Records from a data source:
▼

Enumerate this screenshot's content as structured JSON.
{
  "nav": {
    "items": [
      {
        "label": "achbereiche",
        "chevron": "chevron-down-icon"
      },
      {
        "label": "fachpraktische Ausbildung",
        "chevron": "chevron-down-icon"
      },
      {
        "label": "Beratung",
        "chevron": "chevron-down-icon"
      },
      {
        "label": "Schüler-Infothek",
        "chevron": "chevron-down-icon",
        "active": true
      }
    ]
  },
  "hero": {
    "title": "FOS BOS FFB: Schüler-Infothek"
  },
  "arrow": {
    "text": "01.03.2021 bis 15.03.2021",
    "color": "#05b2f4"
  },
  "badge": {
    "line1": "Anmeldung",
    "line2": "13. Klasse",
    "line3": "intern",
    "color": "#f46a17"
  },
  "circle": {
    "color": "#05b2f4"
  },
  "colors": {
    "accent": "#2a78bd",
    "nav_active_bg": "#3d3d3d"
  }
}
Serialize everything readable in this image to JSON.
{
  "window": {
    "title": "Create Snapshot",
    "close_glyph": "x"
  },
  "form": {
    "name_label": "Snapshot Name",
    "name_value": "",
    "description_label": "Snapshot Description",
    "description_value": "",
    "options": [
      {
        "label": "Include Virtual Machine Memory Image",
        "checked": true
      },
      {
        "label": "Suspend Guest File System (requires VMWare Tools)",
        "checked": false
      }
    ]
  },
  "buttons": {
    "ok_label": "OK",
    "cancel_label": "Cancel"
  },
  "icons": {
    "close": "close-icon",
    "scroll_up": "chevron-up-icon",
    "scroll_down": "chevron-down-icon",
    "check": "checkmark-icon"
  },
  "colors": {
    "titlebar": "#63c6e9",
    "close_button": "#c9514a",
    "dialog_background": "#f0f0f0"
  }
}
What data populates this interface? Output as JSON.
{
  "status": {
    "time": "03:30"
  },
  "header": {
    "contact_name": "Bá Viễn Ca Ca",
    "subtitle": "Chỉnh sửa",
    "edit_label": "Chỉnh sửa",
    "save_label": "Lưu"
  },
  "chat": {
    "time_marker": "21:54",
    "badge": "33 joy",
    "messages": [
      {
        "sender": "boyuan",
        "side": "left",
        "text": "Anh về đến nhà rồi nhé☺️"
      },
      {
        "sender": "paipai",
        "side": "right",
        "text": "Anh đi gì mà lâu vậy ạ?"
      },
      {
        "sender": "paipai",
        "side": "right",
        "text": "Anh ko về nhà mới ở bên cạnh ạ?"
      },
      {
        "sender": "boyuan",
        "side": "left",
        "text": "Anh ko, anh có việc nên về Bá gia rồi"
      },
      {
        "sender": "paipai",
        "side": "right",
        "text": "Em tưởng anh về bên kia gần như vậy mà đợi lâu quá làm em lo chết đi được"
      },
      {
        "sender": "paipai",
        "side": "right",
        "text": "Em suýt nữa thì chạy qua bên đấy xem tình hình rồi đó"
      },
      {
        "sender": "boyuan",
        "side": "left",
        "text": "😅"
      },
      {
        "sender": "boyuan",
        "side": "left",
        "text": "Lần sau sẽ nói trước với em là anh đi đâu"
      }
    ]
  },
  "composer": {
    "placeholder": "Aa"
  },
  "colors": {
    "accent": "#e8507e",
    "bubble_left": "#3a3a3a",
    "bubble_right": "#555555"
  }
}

▲

Copy all data exactly, start to finish.

Enumerate this screenshot's content as structured JSON.
{
  "nav": {
    "items": [
      {
        "label": "achbereiche",
        "chevron": "chevron-down-icon"
      },
      {
        "label": "fachpraktische Ausbildung",
        "chevron": "chevron-down-icon"
      },
      {
        "label": "Beratung",
        "chevron": "chevron-down-icon"
      },
      {
        "label": "Schüler-Infothek",
        "chevron": "chevron-down-icon",
        "active": true
      }
    ]
  },
  "hero": {
    "title": "FOS BOS FFB: Schüler-Infothek"
  },
  "arrow": {
    "text": "01.03.2021 bis 15.03.2021",
    "color": "#05b2f4"
  },
  "badge": {
    "line1": "Anmeldung",
    "line2": "13. Klasse",
    "line3": "intern",
    "color": "#f46a17"
  },
  "circle": {
    "color": "#05b2f4"
  },
  "colors": {
    "accent": "#2a78bd",
    "nav_active_bg": "#3d3d3d"
  }
}
Serialize everything readable in this image to JSON.
{
  "window": {
    "title": "Create Snapshot",
    "close_glyph": "x"
  },
  "form": {
    "name_label": "Snapshot Name",
    "name_value": "",
    "description_label": "Snapshot Description",
    "description_value": "",
    "options": [
      {
        "label": "Include Virtual Machine Memory Image",
        "checked": true
      },
      {
        "label": "Suspend Guest File System (requires VMWare Tools)",
        "checked": false
      }
    ]
  },
  "buttons": {
    "ok_label": "OK",
    "cancel_label": "Cancel"
  },
  "icons": {
    "close": "close-icon",
    "scroll_up": "chevron-up-icon",
    "scroll_down": "chevron-down-icon",
    "check": "checkmark-icon"
  },
  "colors": {
    "titlebar": "#63c6e9",
    "close_button": "#c9514a",
    "dialog_background": "#f0f0f0"
  }
}
What data populates this interface? Output as JSON.
{
  "status": {
    "time": "03:30"
  },
  "header": {
    "contact_name": "Bá Viễn Ca Ca",
    "subtitle": "Chỉnh sửa",
    "edit_label": "Chỉnh sửa",
    "save_label": "Lưu"
  },
  "chat": {
    "time_marker": "21:54",
    "badge": "33 joy",
    "messages": [
      {
        "sender": "boyuan",
        "side": "left",
        "text": "Anh về đến nhà rồi nhé☺️"
      },
      {
        "sender": "paipai",
        "side": "right",
        "text": "Anh đi gì mà lâu vậy ạ?"
      },
      {
        "sender": "paipai",
        "side": "right",
        "text": "Anh ko về nhà mới ở bên cạnh ạ?"
      },
      {
        "sender": "boyuan",
        "side": "left",
        "text": "Anh ko, anh có việc nên về Bá gia rồi"
      },
      {
        "sender": "paipai",
        "side": "right",
        "text": "Em tưởng anh về bên kia gần như vậy mà đợi lâu quá làm em lo chết đi được"
      },
      {
        "sender": "paipai",
        "side": "right",
        "text": "Em suýt nữa thì chạy qua bên đấy xem tình hình rồi đó"
      },
      {
        "sender": "boyuan",
        "side": "left",
        "text": "😅"
      },
      {
        "sender": "boyuan",
        "side": "left",
        "text": "Lần sau sẽ nói trước với em là anh đi đâu"
      }
    ]
  },
  "composer": {
    "placeholder": "Aa"
  },
  "colors": {
    "accent": "#e8507e",
    "bubble_left": "#3a3a3a",
    "bubble_right": "#555555"
  }
}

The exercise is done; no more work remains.